■ What you have to do ■
In the entries below, find the lines with the word "pour" and copy them.

■ Entries supplied ■
-- -- --
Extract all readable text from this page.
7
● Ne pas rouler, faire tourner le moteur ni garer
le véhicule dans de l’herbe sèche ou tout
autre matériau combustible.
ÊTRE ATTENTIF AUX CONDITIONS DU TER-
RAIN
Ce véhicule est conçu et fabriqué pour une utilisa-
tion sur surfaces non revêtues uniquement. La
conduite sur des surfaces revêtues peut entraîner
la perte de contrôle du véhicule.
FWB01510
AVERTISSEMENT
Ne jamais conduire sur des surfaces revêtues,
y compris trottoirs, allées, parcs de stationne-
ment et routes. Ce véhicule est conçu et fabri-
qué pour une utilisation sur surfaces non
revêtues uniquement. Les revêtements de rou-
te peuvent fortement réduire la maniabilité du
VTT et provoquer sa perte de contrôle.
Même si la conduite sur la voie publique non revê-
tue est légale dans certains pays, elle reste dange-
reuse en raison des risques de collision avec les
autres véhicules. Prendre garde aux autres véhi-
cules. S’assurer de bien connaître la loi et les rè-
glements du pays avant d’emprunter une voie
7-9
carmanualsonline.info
-- -- --
■ Solution to this task ■
Ce véhicule est conçu et fabriqué pour une utilisa-
qué pour une utilisation sur surfaces non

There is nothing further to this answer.